(Excerpted records):
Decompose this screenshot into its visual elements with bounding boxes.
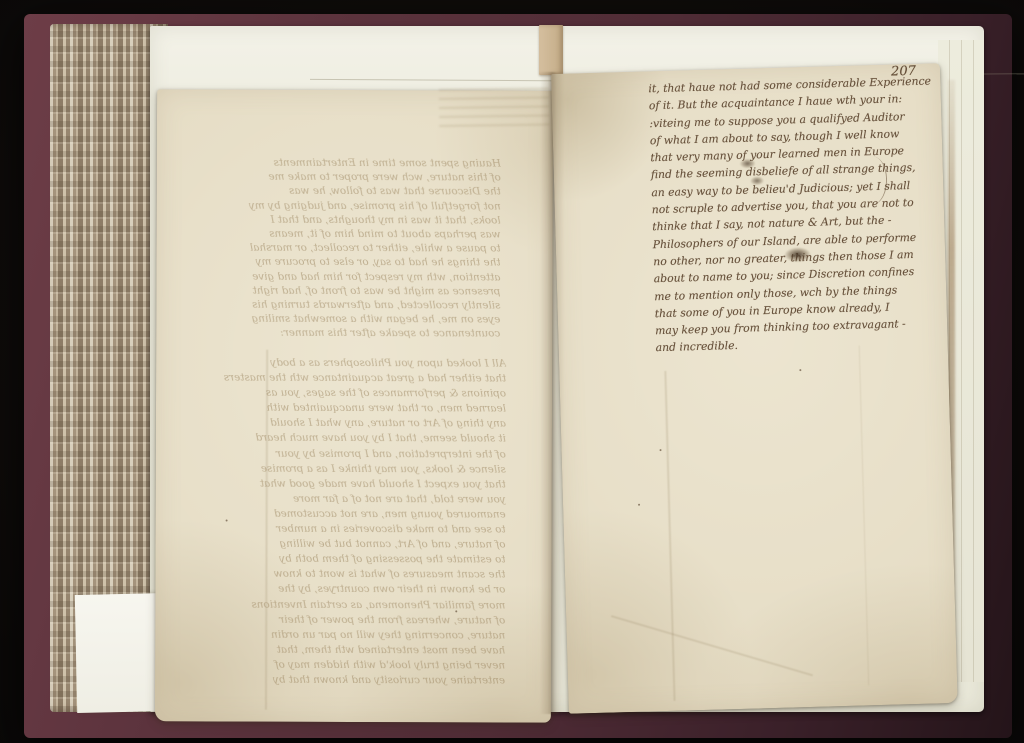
bleedthrough-line: opinions & performances of the sages, yo… [162, 386, 506, 402]
bleedthrough-block-lower: All I looked upon you Philosophers as a … [161, 355, 506, 688]
photograph-background: Hauing spent some time in Entertainments… [0, 0, 1024, 743]
bleedthrough-line: you were told, that are not of a far mor… [162, 491, 506, 507]
paper-speck [638, 504, 640, 506]
bleedthrough-line: nature, concerning they will no par un o… [161, 627, 505, 643]
bleedthrough-line: Hauing spent some time in Entertainments [169, 155, 501, 170]
bleedthrough-line: that either had a great acquaintance wth… [162, 370, 506, 386]
paper-speck [799, 369, 801, 371]
bleedthrough-line: All I looked upon you Philosophers as a … [162, 355, 506, 371]
bleedthrough-line: of nature, whereas from the power of the… [161, 612, 505, 628]
bleedthrough-line: of nature, and of Art, cannot but be wil… [161, 536, 505, 552]
bleedthrough-line: of the interpretation, and I promise by … [162, 446, 506, 462]
bleedthrough-line: that you expect I should have made good … [162, 476, 506, 492]
bleedthrough-line: the scant measures of what is wont to kn… [161, 567, 505, 583]
bleedthrough-line: silence & looks, you may thinke I as a p… [162, 461, 506, 477]
bleedthrough-line: more familiar Phenomena, as certain Inve… [161, 597, 505, 613]
paper-speck [226, 520, 228, 522]
paper-speck [660, 449, 662, 451]
bleedthrough-line: countenance to speake after this manner: [168, 326, 500, 341]
paper-speck [455, 610, 457, 612]
bleedthrough-line: silently recollected, and afterwards tur… [168, 297, 500, 312]
bleedthrough-line: eyes on me, he began with a somewhat smi… [168, 311, 500, 326]
bleedthrough-line: the Discourse that was to follow, he was [169, 184, 501, 199]
bleedthrough-line: of this nature, wch were proper to make … [169, 170, 501, 185]
bleedthrough-line: enamoured young men, are not accustomed [162, 506, 506, 522]
paper-wrinkle [611, 615, 813, 676]
bleedthrough-line: to estimate the possessing of them both … [161, 552, 505, 568]
bleedthrough-line: looks, that it was in my thoughts, and t… [169, 212, 501, 227]
paper-crease [859, 345, 869, 685]
bleedthrough-line: presence as might be was to front of, ha… [168, 283, 500, 298]
manuscript-right-page: 207 it, that haue not had some considera… [551, 63, 958, 714]
manuscript-left-page: Hauing spent some time in Entertainments… [155, 89, 553, 722]
bleedthrough-line: attention, wth my respect for him had an… [168, 269, 500, 284]
bleedthrough-line: learned men, or that were unacquainted w… [162, 401, 506, 417]
bleedthrough-block-upper: Hauing spent some time in Entertainments… [168, 155, 501, 341]
bleedthrough-smudge [439, 88, 550, 130]
bleedthrough-line: never being truly look'd with hidden may… [161, 657, 505, 673]
bookmark-tab [539, 25, 563, 75]
bleedthrough-line: to pause a while, either to recollect, o… [169, 240, 501, 255]
bleedthrough-line: entertaine your curiosity and known that… [161, 672, 505, 688]
bleedthrough-line: the things he had to say, or else to pro… [168, 255, 500, 270]
bleedthrough-line: was perhaps about to mind him of it, mea… [169, 226, 501, 241]
manuscript-text: it, that haue not had some considerable … [648, 73, 934, 357]
bleedthrough-line: to see and to make discoveries in a numb… [162, 521, 506, 537]
bleedthrough-line: or be known in their own countryes, by t… [161, 582, 505, 598]
bleedthrough-line: not forgetfull of his promise, and judgi… [169, 198, 501, 213]
bleedthrough-line: it should seeme, that I by you have much… [162, 431, 506, 447]
bleedthrough-line: have been most entertained wth them, tha… [161, 642, 505, 658]
bleedthrough-line: any thing of Art or nature, any what I s… [162, 416, 506, 432]
paper-crease [664, 371, 675, 701]
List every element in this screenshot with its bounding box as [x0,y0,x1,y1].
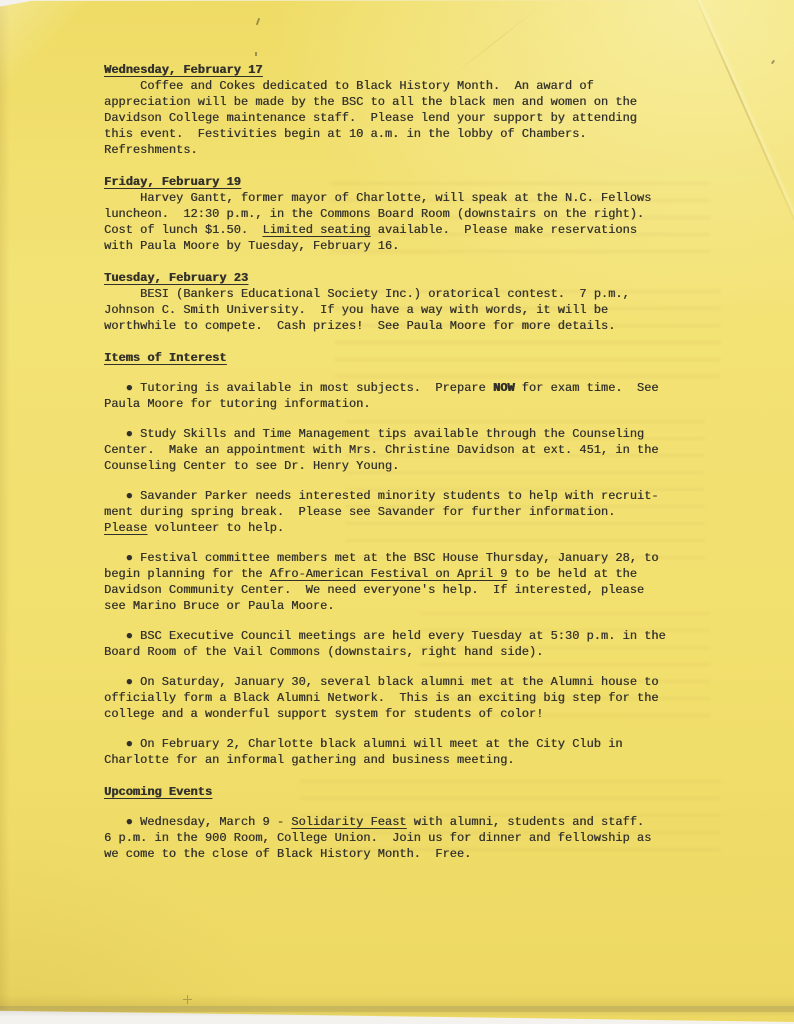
text-segment: ● Tutoring is available in most subjects… [104,381,493,395]
bullet-item: ● Wednesday, March 9 - Solidarity Feast … [104,814,752,862]
bullet-item: ● Study Skills and Time Management tips … [104,426,752,474]
section-wednesday-february-17: Wednesday, February 17 Coffee and Cokes … [104,62,752,158]
section-heading: Tuesday, February 23 [104,270,752,286]
paragraph: Coffee and Cokes dedicated to Black Hist… [104,78,752,158]
newsletter-content: Wednesday, February 17 Coffee and Cokes … [104,62,752,876]
bullet-item: ● On Saturday, January 30, several black… [104,674,752,722]
top-left-corner-fold [0,0,120,110]
text-segment: ● On Saturday, January 30, several black… [104,675,659,721]
section-heading: Friday, February 19 [104,174,752,190]
section-heading: Upcoming Events [104,784,752,800]
text-segment: BESI (Bankers Educational Society Inc.) … [104,287,630,333]
text-segment: ● BSC Executive Council meetings are hel… [104,629,666,659]
section-tuesday-february-23: Tuesday, February 23 BESI (Bankers Educa… [104,270,752,334]
bold-emphasis: NOW [493,381,515,395]
section-heading: Items of Interest [104,350,752,366]
underlined-phrase: Afro-American Festival on April 9 [270,567,508,581]
text-segment: ● On February 2, Charlotte black alumni … [104,737,623,767]
text-segment: Coffee and Cokes dedicated to Black Hist… [104,79,637,157]
section-upcoming-events: Upcoming Events ● Wednesday, March 9 - S… [104,784,752,862]
underlined-phrase: Solidarity Feast [291,815,406,829]
bullet-item: ● Tutoring is available in most subjects… [104,380,752,412]
paper-speck [255,52,257,56]
text-segment: ● Study Skills and Time Management tips … [104,427,659,473]
paper-bottom-edge-shadow [0,994,794,1012]
paper-speck [256,18,260,25]
bullet-item: ● Savander Parker needs interested minor… [104,488,752,536]
section-heading: Wednesday, February 17 [104,62,752,78]
paragraph: BESI (Bankers Educational Society Inc.) … [104,286,752,334]
text-segment: volunteer to help. [147,521,284,535]
bullet-item: ● Festival committee members met at the … [104,550,752,614]
section-items-of-interest: Items of Interest ● Tutoring is availabl… [104,350,752,768]
paper-speck [771,60,775,64]
text-segment: ● Wednesday, March 9 - [104,815,291,829]
paper-sheet: Wednesday, February 17 Coffee and Cokes … [0,0,794,1024]
section-friday-february-19: Friday, February 19 Harvey Gantt, former… [104,174,752,254]
paragraph: Harvey Gantt, former mayor of Charlotte,… [104,190,752,254]
bullet-item: ● BSC Executive Council meetings are hel… [104,628,752,660]
underlined-phrase: Limited seating [262,223,370,237]
scanned-newsletter-page: Wednesday, February 17 Coffee and Cokes … [0,0,794,1024]
text-segment: ● Savander Parker needs interested minor… [104,489,659,519]
bullet-item: ● On February 2, Charlotte black alumni … [104,736,752,768]
underlined-phrase: Please [104,521,147,535]
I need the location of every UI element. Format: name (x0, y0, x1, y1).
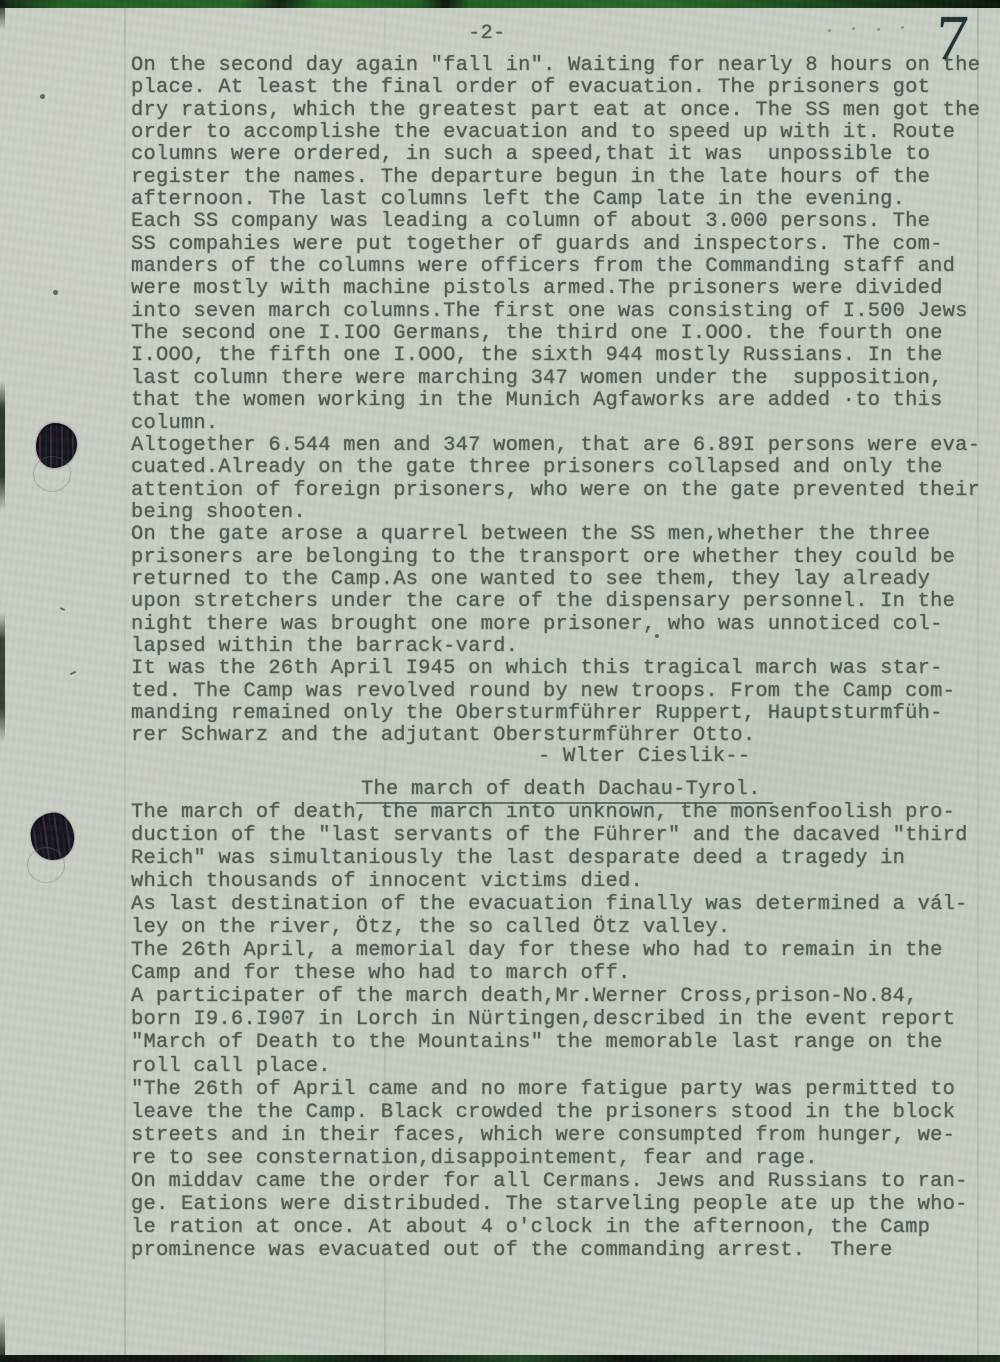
typed-page-number: -2- (468, 22, 505, 45)
paper-speck (70, 671, 76, 675)
report-body-part2: The march of death, the march into unkno… (131, 801, 968, 1262)
paper-speck (40, 94, 45, 99)
paper-speck (655, 634, 659, 638)
paper-speck (852, 27, 855, 30)
report-body-part1: On the second day again "fall in". Waiti… (131, 55, 980, 748)
scanned-document-page: -2- 7 On the second day again "fall in".… (0, 0, 1000, 1362)
scan-edge-bottom (0, 1355, 1000, 1362)
punch-hole-emboss-ring (27, 847, 65, 883)
paper-crease (124, 0, 126, 1362)
paper-speck (60, 607, 65, 611)
paper-speck (901, 26, 904, 29)
signature-line: - Wlter Cieslik-- (538, 745, 750, 768)
paper-speck (828, 29, 831, 32)
paper-speck (877, 28, 880, 31)
paper-speck (53, 290, 58, 295)
scan-edge-left (0, 0, 5, 1362)
scan-edge-top (0, 0, 1000, 8)
punch-hole-emboss-ring (33, 456, 71, 492)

(What this task involves): Starting at the line containing "typed-page-number: -2- (468, 22, 505, 45)" and ending at the line containing "scan-edge-left (0, 0, 5, 1362)", set out the data as a Markdown table with two columns: Row, which numbers each line, and Entry, which holds the line itself. Leave out any blank lines.

(Answer to this task):
| Row | Entry |
|---|---|
| 1 | typed-page-number: -2- (468, 22, 505, 45) |
| 2 | paper-speck (70, 671, 76, 675) |
| 3 | report-body-part2: The march of death, the march into unkno… (131, 801, 968, 1262) |
| 4 | paper-speck (40, 94, 45, 99) |
| 5 | paper-speck (655, 634, 659, 638) |
| 6 | paper-speck (852, 27, 855, 30) |
| 7 | report-body-part1: On the second day again "fall in". Waiti… (131, 55, 980, 748) |
| 8 | scanned-document-page: -2- 7 On the second day again "fall in".… (0, 0, 1000, 1362) |
| 9 | scan-edge-bottom (0, 1355, 1000, 1362) |
| 10 | punch-hole-emboss-ring (27, 847, 65, 883) |
| 11 | paper-crease (124, 0, 126, 1362) |
| 12 | paper-speck (60, 607, 65, 611) |
| 13 | paper-speck (901, 26, 904, 29) |
| 14 | signature-line: - Wlter Cieslik-- (538, 745, 750, 768) |
| 15 | paper-speck (828, 29, 831, 32) |
| 16 | paper-speck (877, 28, 880, 31) |
| 17 | paper-speck (53, 290, 58, 295) |
| 18 | scan-edge-left (0, 0, 5, 1362) |